◆ Aim: Identify all lines in the listing that include the word "oraz", and copy them out.

◆ Record set:
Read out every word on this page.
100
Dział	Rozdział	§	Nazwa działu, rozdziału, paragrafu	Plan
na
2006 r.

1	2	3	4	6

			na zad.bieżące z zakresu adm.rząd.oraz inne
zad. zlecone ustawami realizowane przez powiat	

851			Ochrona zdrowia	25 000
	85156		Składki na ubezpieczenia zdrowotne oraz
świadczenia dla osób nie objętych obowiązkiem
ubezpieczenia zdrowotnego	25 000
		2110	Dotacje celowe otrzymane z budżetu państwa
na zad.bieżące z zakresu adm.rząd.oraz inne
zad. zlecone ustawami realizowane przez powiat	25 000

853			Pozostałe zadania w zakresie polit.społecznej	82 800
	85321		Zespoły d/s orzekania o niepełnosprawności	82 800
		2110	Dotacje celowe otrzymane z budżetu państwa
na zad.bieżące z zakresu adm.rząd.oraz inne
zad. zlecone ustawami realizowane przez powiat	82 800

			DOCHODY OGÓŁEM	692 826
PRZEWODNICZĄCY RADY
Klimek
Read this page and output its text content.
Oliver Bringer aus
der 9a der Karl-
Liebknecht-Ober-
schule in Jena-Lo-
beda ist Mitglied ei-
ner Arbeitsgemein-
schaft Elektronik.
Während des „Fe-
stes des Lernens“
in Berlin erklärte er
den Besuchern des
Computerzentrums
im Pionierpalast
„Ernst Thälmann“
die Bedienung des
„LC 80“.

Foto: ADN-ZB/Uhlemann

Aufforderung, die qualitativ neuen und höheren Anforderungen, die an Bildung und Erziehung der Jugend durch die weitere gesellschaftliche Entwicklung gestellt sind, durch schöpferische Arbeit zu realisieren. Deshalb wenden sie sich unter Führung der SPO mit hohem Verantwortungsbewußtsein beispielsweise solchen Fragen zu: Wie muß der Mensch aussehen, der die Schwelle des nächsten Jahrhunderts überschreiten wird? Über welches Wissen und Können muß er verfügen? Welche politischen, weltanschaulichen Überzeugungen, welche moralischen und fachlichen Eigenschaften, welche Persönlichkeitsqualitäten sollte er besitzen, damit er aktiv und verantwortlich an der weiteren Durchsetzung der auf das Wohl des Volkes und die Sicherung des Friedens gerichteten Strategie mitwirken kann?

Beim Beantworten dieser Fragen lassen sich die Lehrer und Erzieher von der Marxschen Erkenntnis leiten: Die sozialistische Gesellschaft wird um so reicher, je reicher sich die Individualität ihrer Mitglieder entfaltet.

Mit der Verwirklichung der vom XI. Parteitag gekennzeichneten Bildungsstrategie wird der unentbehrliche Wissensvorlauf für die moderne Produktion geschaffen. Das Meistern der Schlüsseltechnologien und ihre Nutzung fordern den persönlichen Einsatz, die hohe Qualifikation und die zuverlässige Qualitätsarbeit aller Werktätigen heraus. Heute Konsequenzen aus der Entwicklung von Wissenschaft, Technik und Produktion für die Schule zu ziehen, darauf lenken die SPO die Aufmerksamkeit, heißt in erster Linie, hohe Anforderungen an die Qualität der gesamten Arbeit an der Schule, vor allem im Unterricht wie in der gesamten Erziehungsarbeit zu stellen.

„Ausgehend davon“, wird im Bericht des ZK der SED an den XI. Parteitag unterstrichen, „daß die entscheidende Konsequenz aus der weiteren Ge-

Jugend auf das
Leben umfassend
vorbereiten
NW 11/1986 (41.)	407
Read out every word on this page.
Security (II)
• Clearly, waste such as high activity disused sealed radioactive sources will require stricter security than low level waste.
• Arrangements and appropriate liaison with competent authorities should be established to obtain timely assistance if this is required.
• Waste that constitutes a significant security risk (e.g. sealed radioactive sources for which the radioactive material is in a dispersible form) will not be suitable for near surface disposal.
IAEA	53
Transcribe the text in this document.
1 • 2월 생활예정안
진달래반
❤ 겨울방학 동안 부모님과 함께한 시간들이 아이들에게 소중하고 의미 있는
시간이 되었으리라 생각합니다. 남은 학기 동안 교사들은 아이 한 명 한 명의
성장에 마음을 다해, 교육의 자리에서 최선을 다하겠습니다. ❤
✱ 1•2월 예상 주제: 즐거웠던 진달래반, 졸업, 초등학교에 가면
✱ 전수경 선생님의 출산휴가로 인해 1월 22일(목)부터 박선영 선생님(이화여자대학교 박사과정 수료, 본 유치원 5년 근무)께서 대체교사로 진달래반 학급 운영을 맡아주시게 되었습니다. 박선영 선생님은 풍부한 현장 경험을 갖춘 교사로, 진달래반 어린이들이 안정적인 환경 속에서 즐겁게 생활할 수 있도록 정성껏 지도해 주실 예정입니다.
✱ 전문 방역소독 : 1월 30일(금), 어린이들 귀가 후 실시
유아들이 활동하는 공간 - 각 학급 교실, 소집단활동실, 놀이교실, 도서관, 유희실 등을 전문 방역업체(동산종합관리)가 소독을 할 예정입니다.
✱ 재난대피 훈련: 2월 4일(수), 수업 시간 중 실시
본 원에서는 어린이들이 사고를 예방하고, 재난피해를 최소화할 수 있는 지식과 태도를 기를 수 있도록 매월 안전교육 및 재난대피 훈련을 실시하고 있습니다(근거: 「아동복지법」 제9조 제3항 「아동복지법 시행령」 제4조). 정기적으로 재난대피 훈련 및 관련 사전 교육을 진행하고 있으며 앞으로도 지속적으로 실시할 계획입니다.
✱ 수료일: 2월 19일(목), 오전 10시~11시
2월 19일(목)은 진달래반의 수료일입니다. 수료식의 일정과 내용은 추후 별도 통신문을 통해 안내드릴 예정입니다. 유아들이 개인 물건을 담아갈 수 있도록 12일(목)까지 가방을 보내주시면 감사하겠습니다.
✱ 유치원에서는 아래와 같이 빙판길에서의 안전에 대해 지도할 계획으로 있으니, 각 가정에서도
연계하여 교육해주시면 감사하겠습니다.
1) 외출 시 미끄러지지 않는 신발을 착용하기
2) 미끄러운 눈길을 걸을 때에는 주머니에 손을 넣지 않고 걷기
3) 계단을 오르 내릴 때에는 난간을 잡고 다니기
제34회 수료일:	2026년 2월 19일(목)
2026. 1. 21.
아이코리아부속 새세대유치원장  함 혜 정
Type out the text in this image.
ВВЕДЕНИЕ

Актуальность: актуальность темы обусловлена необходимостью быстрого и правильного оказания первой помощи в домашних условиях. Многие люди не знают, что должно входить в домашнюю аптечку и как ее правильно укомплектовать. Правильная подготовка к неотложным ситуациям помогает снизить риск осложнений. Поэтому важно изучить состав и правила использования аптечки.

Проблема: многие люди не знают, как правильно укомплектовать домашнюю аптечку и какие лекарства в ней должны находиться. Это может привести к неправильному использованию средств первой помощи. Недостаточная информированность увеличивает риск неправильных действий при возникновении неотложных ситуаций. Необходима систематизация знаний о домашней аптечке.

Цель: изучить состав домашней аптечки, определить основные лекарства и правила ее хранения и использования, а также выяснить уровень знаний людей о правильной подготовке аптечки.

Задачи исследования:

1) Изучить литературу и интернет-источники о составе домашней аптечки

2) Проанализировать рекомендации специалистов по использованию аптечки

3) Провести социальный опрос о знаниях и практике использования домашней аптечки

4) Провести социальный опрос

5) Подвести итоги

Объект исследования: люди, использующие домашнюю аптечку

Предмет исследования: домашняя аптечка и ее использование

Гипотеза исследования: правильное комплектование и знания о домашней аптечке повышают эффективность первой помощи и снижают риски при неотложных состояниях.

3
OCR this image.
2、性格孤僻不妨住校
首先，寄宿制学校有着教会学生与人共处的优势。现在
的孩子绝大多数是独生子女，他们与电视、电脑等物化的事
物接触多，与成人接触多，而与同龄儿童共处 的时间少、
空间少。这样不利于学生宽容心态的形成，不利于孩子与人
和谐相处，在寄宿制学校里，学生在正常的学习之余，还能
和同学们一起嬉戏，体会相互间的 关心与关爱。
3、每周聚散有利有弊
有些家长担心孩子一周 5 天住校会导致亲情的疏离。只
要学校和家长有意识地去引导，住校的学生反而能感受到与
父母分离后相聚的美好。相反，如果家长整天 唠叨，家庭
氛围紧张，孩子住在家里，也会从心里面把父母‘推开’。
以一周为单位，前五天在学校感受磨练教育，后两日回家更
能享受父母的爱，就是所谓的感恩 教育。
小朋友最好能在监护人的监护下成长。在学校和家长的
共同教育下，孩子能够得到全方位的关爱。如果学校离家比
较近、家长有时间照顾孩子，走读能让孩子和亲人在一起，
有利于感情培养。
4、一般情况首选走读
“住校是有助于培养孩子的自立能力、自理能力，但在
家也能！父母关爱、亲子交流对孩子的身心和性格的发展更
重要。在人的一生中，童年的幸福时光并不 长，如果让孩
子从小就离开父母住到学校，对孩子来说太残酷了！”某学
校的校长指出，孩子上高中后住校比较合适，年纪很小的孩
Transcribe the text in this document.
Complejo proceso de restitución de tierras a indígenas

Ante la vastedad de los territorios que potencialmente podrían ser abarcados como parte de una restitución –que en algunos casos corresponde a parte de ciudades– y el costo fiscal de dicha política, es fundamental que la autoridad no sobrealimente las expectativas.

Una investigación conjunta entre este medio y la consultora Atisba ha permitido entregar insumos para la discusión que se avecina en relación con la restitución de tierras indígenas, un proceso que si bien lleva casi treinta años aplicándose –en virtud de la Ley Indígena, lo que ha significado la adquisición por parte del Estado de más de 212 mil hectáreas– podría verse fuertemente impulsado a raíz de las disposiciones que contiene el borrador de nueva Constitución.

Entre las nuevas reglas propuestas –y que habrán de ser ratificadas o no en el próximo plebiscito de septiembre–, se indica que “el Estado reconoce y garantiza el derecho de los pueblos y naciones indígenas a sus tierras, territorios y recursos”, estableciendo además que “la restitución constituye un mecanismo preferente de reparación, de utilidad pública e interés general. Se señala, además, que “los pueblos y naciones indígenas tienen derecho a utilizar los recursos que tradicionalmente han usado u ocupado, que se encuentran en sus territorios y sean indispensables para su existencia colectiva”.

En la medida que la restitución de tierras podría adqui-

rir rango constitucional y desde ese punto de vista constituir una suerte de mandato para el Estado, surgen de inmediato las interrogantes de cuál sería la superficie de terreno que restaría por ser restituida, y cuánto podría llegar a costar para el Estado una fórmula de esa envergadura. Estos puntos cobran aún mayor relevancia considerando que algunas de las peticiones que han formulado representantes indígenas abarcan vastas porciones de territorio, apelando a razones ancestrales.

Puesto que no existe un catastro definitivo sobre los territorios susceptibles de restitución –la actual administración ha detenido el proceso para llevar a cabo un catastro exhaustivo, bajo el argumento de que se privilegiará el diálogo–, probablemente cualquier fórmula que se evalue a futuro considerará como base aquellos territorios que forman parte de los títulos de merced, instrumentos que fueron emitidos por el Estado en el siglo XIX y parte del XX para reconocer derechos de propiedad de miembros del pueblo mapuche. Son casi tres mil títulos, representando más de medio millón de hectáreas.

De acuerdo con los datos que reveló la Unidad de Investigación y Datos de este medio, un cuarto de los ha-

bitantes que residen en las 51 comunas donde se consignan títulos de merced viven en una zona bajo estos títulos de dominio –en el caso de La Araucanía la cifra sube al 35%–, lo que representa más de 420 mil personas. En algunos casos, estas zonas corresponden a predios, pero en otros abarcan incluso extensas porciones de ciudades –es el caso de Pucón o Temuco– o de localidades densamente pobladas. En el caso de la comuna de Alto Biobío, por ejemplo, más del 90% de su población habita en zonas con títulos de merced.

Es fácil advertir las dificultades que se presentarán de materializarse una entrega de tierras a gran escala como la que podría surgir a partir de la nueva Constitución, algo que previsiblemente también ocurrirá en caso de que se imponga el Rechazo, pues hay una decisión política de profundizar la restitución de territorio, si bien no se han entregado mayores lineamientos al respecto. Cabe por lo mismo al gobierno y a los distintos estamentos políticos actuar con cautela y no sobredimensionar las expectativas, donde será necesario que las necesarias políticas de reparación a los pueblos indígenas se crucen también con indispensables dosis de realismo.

◆ Answer for this exercise:
			na zad.bieżące z zakresu adm.rząd.oraz inne
	85156		Składki na ubezpieczenia zdrowotne oraz
na zad.bieżące z zakresu adm.rząd.oraz inne
na zad.bieżące z zakresu adm.rząd.oraz inne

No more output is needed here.